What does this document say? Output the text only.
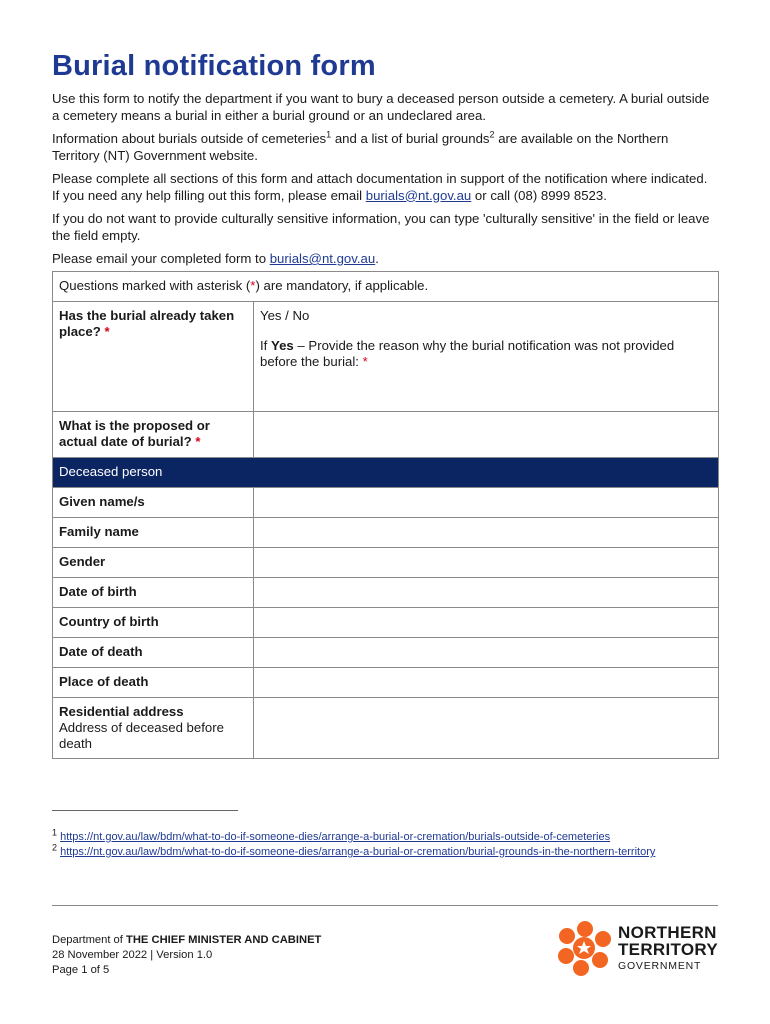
Burial notification form

Use this form to notify the department if you want to bury a deceased person outside a cemetery. A burial outside a cemetery means a burial in either a burial ground or an undeclared area.

Information about burials outside of cemeteries$^1$ and a list of burial grounds$^2$ are available on the Northern Territory (NT) Government website.

Please complete all sections of this form and attach documentation in support of the notification where indicated. If you need any help filling out this form, please email burials@nt.gov.au or call (08) 8999 8523.

If you do not want to provide culturally sensitive information, you can type 'culturally sensitive' in the field or leave the field empty.

Please email your completed form to burials@nt.gov.au.

Questions marked with asterisk (*) are mandatory, if applicable.	
Has the burial already taken place? *	Yes / No
If Yes – Provide the reason why the burial notification was not provided before the burial: *

What is the proposed or actual date of burial? *	
Deceased person	
Given name/s	
Family name	
Gender	
Date of birth	
Country of birth	
Date of death	
Place of death	

Residential address
Address of deceased before death	

$^1$ https://nt.gov.au/law/bdm/what-to-do-if-someone-dies/arrange-a-burial-or-cremation/burials-outside-of-cemeteries
$^2$ https://nt.gov.au/law/bdm/what-to-do-if-someone-dies/arrange-a-burial-or-cremation/burial-grounds-in-the-northern-territory
Department of THE CHIEF MINISTER AND CABINET
28 November 2022 | Version 1.0
Page 1 of 5
NORTHERN
TERRITORY
GOVERNMENT
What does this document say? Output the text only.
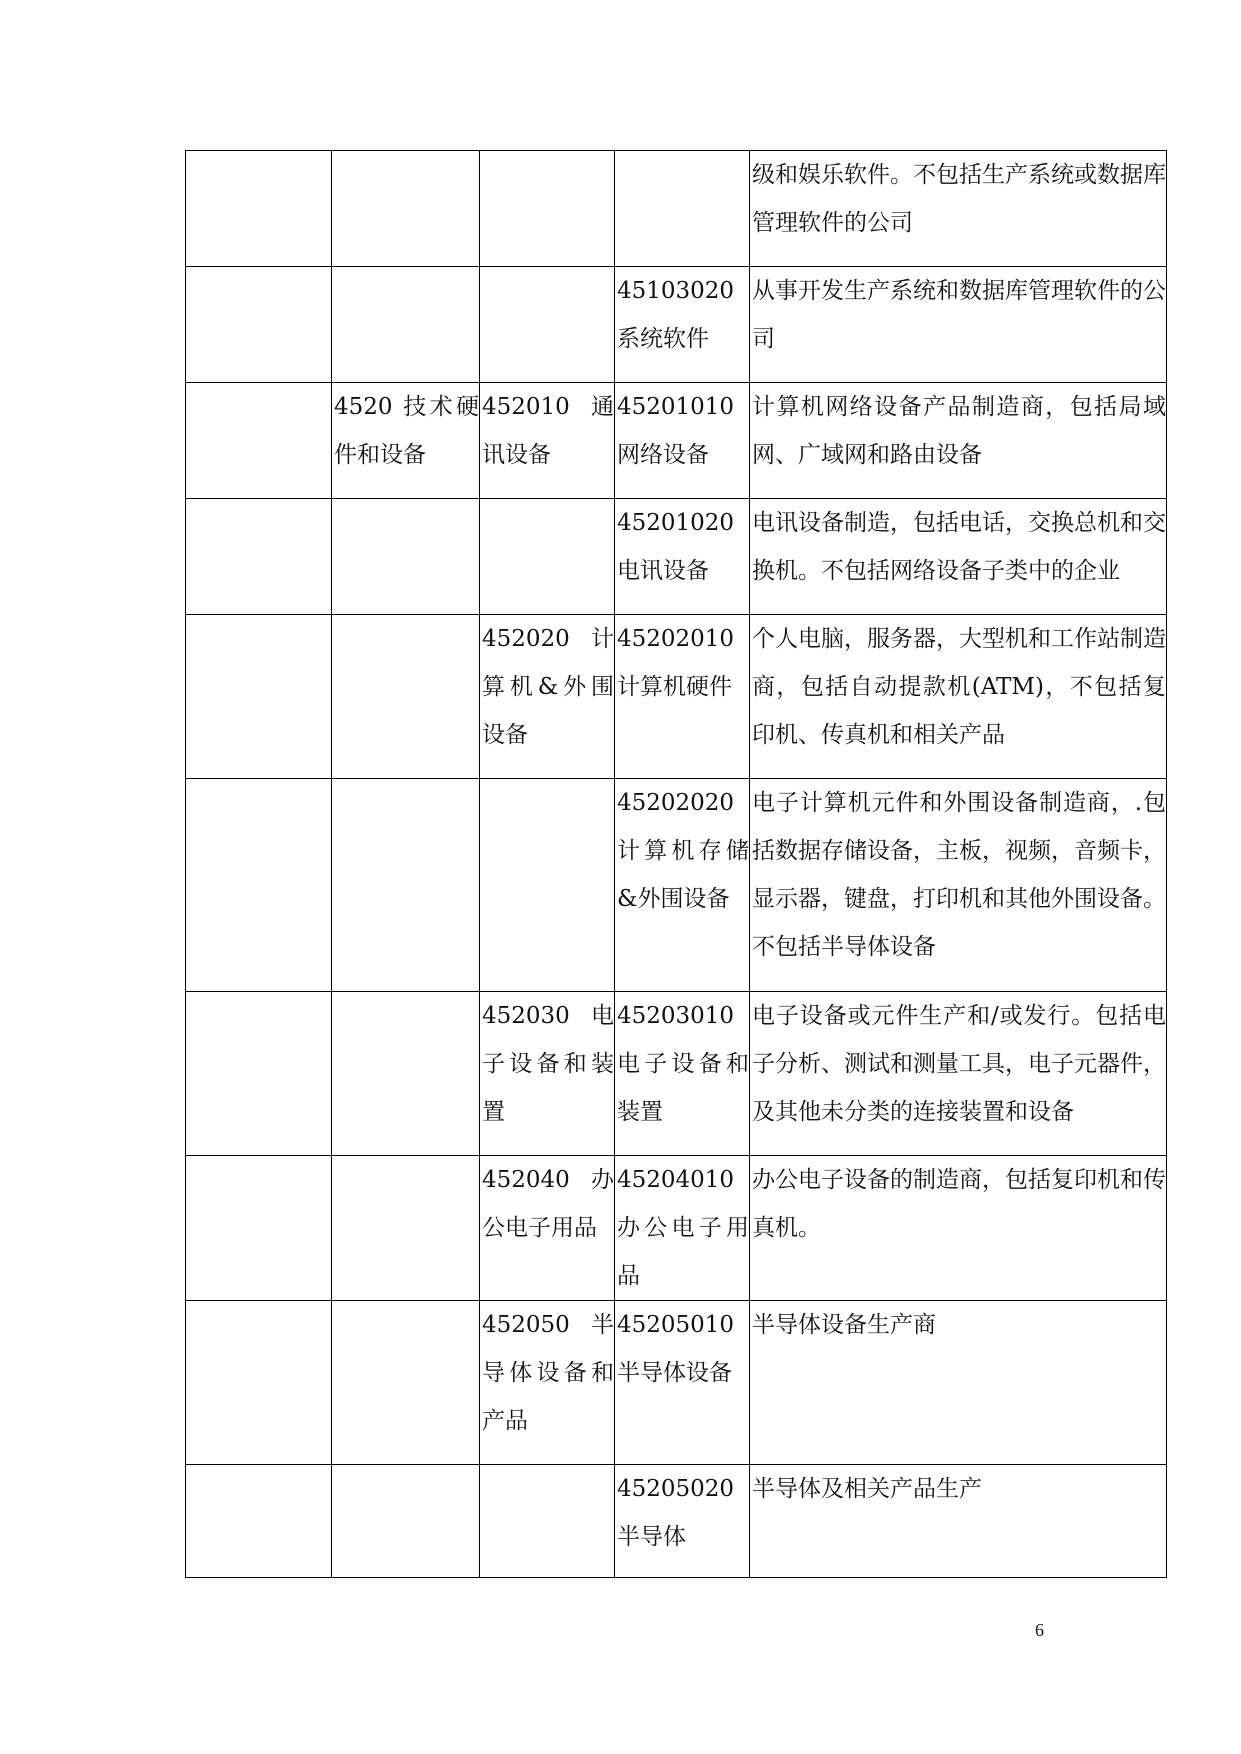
				级和娱乐软件。不包括生产系统或数据库管理软件的公司
			45103020 系统软件	从事开发生产系统和数据库管理软件的公司
	4520 技术硬件和设备	452010 通讯设备	45201010 网络设备	计算机网络设备产品制造商，包括局域网、广域网和路由设备
			45201020 电讯设备	电讯设备制造，包括电话，交换总机和交换机。不包括网络设备子类中的企业
		452020 计算机&外围设备	45202010 计算机硬件	个人电脑，服务器，大型机和工作站制造商，包括自动提款机(ATM)，不包括复印机、传真机和相关产品
			45202020 计算机存储&外围设备	电子计算机元件和外围设备制造商，.包括数据存储设备，主板，视频，音频卡，显示器，键盘，打印机和其他外围设备。不包括半导体设备
		452030 电子设备和装置	45203010 电子设备和装置	电子设备或元件生产和/或发行。包括电子分析、测试和测量工具，电子元器件，及其他未分类的连接装置和设备
		452040 办公电子用品	45204010 办公电子用品	办公电子设备的制造商，包括复印机和传真机。
		452050 半导体设备和产品	45205010 半导体设备	半导体设备生产商
			45205020 半导体	半导体及相关产品生产
6
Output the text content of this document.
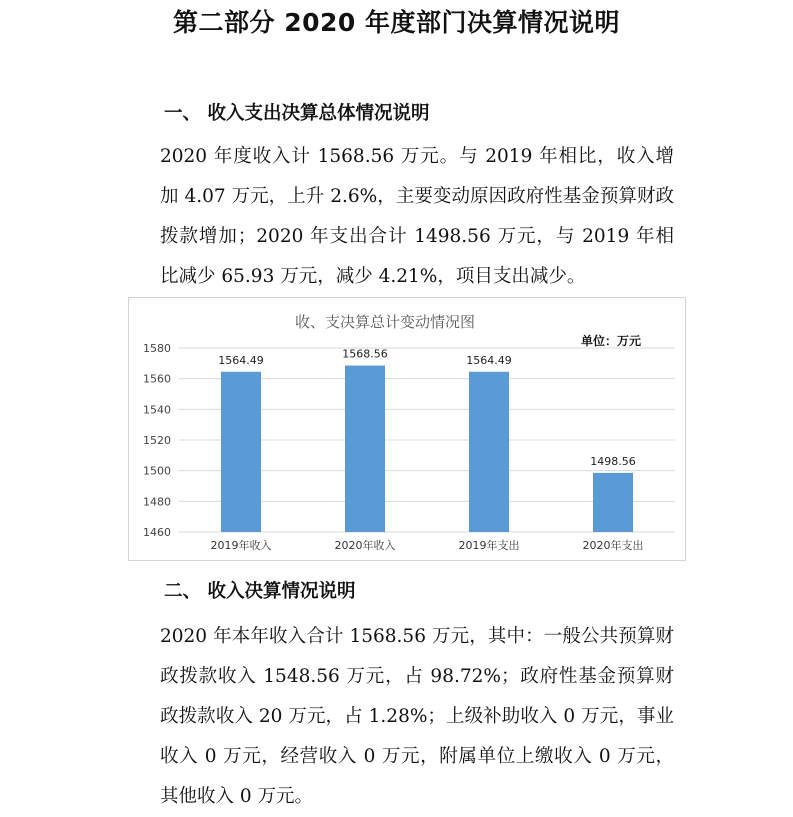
第二部分 2020 年度部门决算情况说明
一、 收入支出决算总体情况说明

2020 年度收入计 1568.56 万元。与 2019 年相比，收入增加 4.07 万元，上升 2.6%，主要变动原因政府性基金预算财政拨款增加；2020 年支出合计 1498.56 万元，与 2019 年相比减少 65.93 万元，减少 4.21%，项目支出减少。

收、支决算总计变动情况图
单位：万元
1460
1480
1500
1520
1540
1560
1580
1564.49	1568.56	1564.49
1498.56
2019年收入	2020年收入	2019年支出	2020年支出
二、 收入决算情况说明

2020 年本年收入合计 1568.56 万元，其中：一般公共预算财政拨款收入 1548.56 万元，占 98.72%；政府性基金预算财政拨款收入 20 万元，占 1.28%；上级补助收入 0 万元，事业收入 0 万元，经营收入 0 万元，附属单位上缴收入 0 万元，其他收入 0 万元。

▸ Given instruction: Copy out exactly the lines between the line that contains "Output the text content of this document." and the last line of the records, both ends included; leave out every picture.

▸ Output of the exercise:
Output the text content of this document.
第二部分 2020 年度部门决算情况说明
一、 收入支出决算总体情况说明

2020 年度收入计 1568.56 万元。与 2019 年相比，收入增加 4.07 万元，上升 2.6%，主要变动原因政府性基金预算财政拨款增加；2020 年支出合计 1498.56 万元，与 2019 年相比减少 65.93 万元，减少 4.21%，项目支出减少。

收、支决算总计变动情况图
单位：万元
1460
1480
1500
1520
1540
1560
1580
1564.49	1568.56	1564.49
1498.56
2019年收入	2020年收入	2019年支出	2020年支出
二、 收入决算情况说明

2020 年本年收入合计 1568.56 万元，其中：一般公共预算财政拨款收入 1548.56 万元，占 98.72%；政府性基金预算财政拨款收入 20 万元，占 1.28%；上级补助收入 0 万元，事业收入 0 万元，经营收入 0 万元，附属单位上缴收入 0 万元，其他收入 0 万元。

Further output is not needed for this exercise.